## Problem to solve
Leaving the pictures aside, transcribe every line below exactly.

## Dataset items
* Start *
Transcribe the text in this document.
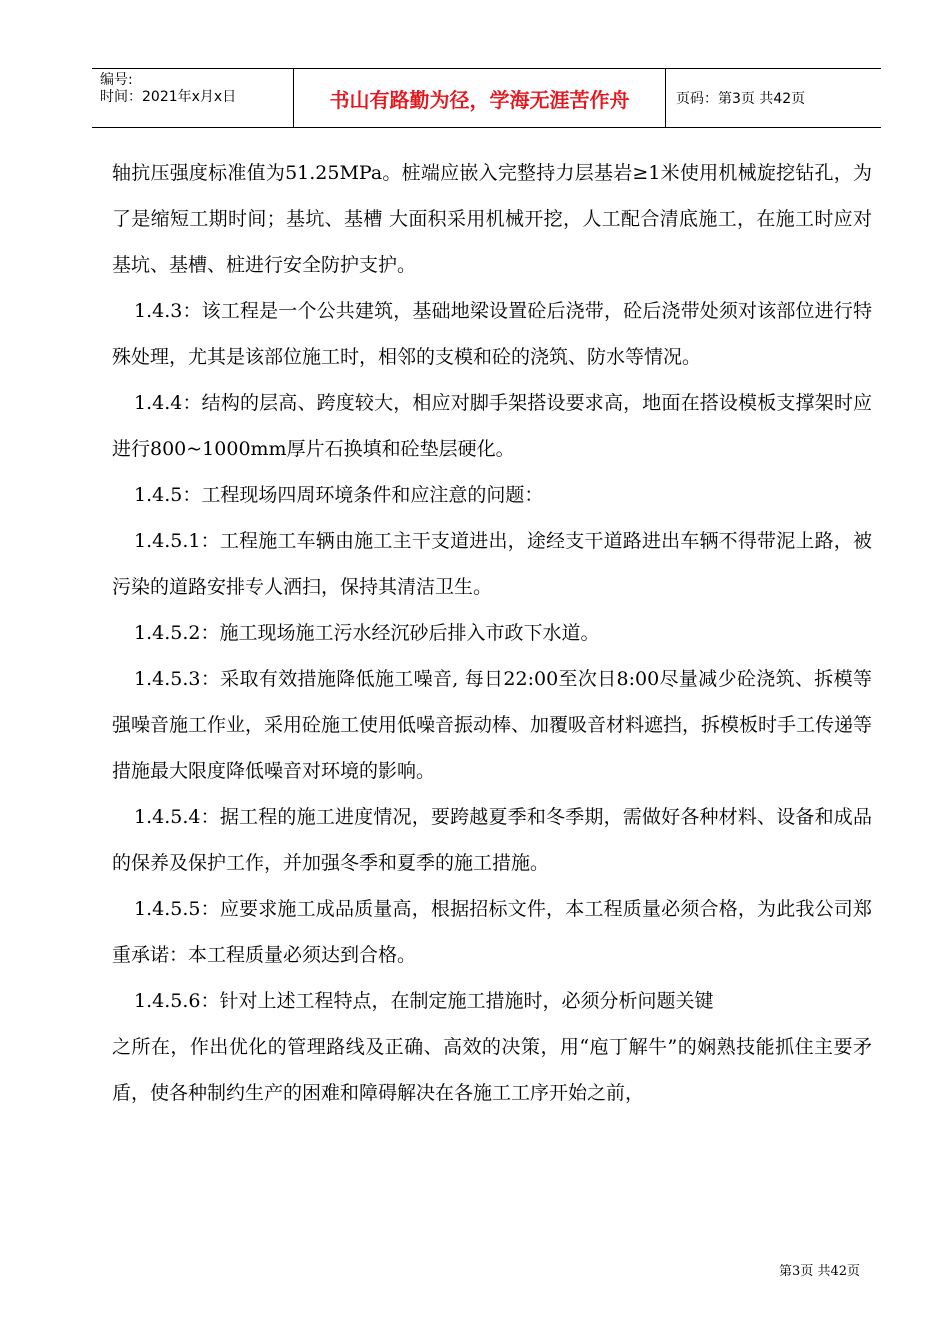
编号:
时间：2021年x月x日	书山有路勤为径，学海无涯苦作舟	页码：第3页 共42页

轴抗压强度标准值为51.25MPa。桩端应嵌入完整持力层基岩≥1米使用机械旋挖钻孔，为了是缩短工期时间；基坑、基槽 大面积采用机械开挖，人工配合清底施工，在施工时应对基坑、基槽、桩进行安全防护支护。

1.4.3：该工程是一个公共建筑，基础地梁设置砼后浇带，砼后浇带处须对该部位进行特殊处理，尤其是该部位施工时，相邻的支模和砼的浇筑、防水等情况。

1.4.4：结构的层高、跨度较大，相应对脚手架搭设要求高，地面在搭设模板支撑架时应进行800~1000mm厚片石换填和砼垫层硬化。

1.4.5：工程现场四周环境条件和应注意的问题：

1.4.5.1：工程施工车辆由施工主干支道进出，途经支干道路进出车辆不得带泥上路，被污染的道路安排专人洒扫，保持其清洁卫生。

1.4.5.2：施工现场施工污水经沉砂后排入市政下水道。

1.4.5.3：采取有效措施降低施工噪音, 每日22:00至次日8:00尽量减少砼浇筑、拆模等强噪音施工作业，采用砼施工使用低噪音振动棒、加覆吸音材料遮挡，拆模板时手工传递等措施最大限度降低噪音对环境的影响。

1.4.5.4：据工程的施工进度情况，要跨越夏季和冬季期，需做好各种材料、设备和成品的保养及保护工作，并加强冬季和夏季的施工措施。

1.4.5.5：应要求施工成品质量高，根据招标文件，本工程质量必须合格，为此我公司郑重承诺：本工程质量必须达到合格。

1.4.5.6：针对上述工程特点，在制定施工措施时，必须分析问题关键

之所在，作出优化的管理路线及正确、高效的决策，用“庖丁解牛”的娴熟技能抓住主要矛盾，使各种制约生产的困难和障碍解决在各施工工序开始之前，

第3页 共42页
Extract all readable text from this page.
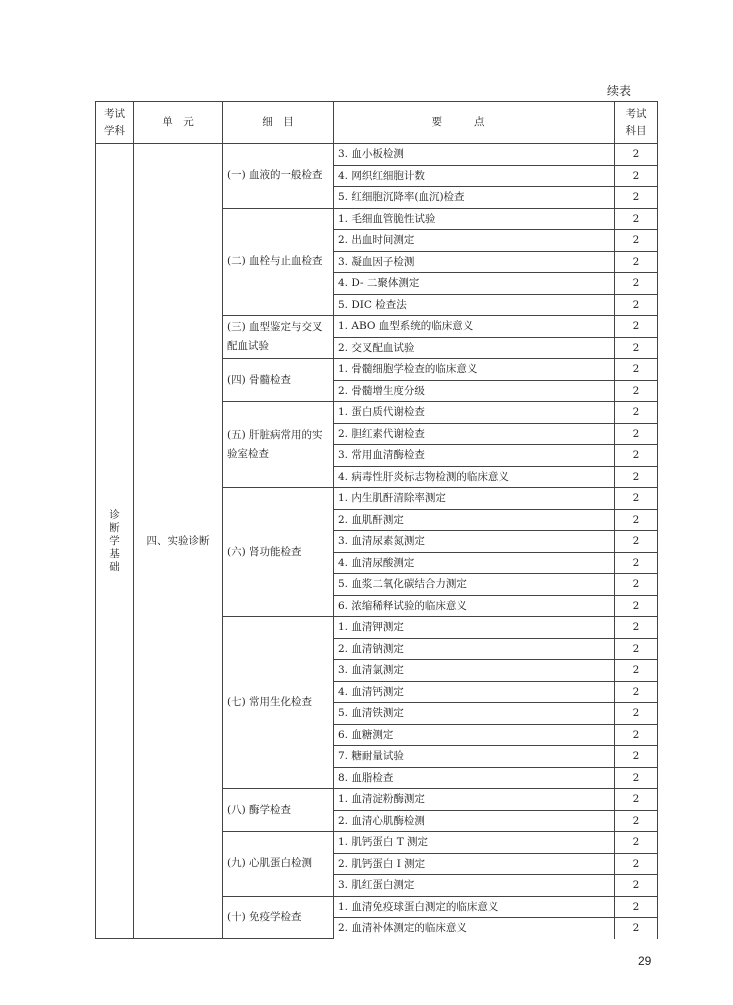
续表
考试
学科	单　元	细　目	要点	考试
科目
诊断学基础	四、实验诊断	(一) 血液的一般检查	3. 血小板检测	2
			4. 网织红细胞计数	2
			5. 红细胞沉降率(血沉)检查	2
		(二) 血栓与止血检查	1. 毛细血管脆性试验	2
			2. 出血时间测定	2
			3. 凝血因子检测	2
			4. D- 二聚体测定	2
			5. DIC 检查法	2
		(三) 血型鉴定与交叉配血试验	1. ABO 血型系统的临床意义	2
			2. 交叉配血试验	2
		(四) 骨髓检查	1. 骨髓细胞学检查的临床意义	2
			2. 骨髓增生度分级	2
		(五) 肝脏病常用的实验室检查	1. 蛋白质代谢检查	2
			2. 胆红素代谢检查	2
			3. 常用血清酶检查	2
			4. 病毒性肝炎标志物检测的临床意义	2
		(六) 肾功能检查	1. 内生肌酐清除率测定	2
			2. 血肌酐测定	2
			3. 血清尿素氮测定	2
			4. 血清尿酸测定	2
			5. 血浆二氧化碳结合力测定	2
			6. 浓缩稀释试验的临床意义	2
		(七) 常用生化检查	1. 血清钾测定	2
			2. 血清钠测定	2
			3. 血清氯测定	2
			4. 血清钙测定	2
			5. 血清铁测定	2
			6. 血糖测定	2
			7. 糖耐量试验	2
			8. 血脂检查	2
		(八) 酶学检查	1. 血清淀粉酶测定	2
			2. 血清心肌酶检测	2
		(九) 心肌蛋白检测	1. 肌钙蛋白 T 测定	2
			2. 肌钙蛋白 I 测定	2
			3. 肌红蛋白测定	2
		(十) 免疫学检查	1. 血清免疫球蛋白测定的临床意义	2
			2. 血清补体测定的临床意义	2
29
* End *
## Exercise answer
Transcribe the text in this document.
编号:
时间：2021年x月x日	书山有路勤为径，学海无涯苦作舟	页码：第3页 共42页

轴抗压强度标准值为51.25MPa。桩端应嵌入完整持力层基岩≥1米使用机械旋挖钻孔，为了是缩短工期时间；基坑、基槽 大面积采用机械开挖，人工配合清底施工，在施工时应对基坑、基槽、桩进行安全防护支护。

1.4.3：该工程是一个公共建筑，基础地梁设置砼后浇带，砼后浇带处须对该部位进行特殊处理，尤其是该部位施工时，相邻的支模和砼的浇筑、防水等情况。

1.4.4：结构的层高、跨度较大，相应对脚手架搭设要求高，地面在搭设模板支撑架时应进行800~1000mm厚片石换填和砼垫层硬化。

1.4.5：工程现场四周环境条件和应注意的问题：

1.4.5.1：工程施工车辆由施工主干支道进出，途经支干道路进出车辆不得带泥上路，被污染的道路安排专人洒扫，保持其清洁卫生。

1.4.5.2：施工现场施工污水经沉砂后排入市政下水道。

1.4.5.3：采取有效措施降低施工噪音, 每日22:00至次日8:00尽量减少砼浇筑、拆模等强噪音施工作业，采用砼施工使用低噪音振动棒、加覆吸音材料遮挡，拆模板时手工传递等措施最大限度降低噪音对环境的影响。

1.4.5.4：据工程的施工进度情况，要跨越夏季和冬季期，需做好各种材料、设备和成品的保养及保护工作，并加强冬季和夏季的施工措施。

1.4.5.5：应要求施工成品质量高，根据招标文件，本工程质量必须合格，为此我公司郑重承诺：本工程质量必须达到合格。

1.4.5.6：针对上述工程特点，在制定施工措施时，必须分析问题关键

之所在，作出优化的管理路线及正确、高效的决策，用“庖丁解牛”的娴熟技能抓住主要矛盾，使各种制约生产的困难和障碍解决在各施工工序开始之前，

第3页 共42页
Extract all readable text from this page.
续表
考试
学科	单　元	细　目	要点	考试
科目
诊断学基础	四、实验诊断	(一) 血液的一般检查	3. 血小板检测	2
			4. 网织红细胞计数	2
			5. 红细胞沉降率(血沉)检查	2
		(二) 血栓与止血检查	1. 毛细血管脆性试验	2
			2. 出血时间测定	2
			3. 凝血因子检测	2
			4. D- 二聚体测定	2
			5. DIC 检查法	2
		(三) 血型鉴定与交叉配血试验	1. ABO 血型系统的临床意义	2
			2. 交叉配血试验	2
		(四) 骨髓检查	1. 骨髓细胞学检查的临床意义	2
			2. 骨髓增生度分级	2
		(五) 肝脏病常用的实验室检查	1. 蛋白质代谢检查	2
			2. 胆红素代谢检查	2
			3. 常用血清酶检查	2
			4. 病毒性肝炎标志物检测的临床意义	2
		(六) 肾功能检查	1. 内生肌酐清除率测定	2
			2. 血肌酐测定	2
			3. 血清尿素氮测定	2
			4. 血清尿酸测定	2
			5. 血浆二氧化碳结合力测定	2
			6. 浓缩稀释试验的临床意义	2
		(七) 常用生化检查	1. 血清钾测定	2
			2. 血清钠测定	2
			3. 血清氯测定	2
			4. 血清钙测定	2
			5. 血清铁测定	2
			6. 血糖测定	2
			7. 糖耐量试验	2
			8. 血脂检查	2
		(八) 酶学检查	1. 血清淀粉酶测定	2
			2. 血清心肌酶检测	2
		(九) 心肌蛋白检测	1. 肌钙蛋白 T 测定	2
			2. 肌钙蛋白 I 测定	2
			3. 肌红蛋白测定	2
		(十) 免疫学检查	1. 血清免疫球蛋白测定的临床意义	2
			2. 血清补体测定的临床意义	2
29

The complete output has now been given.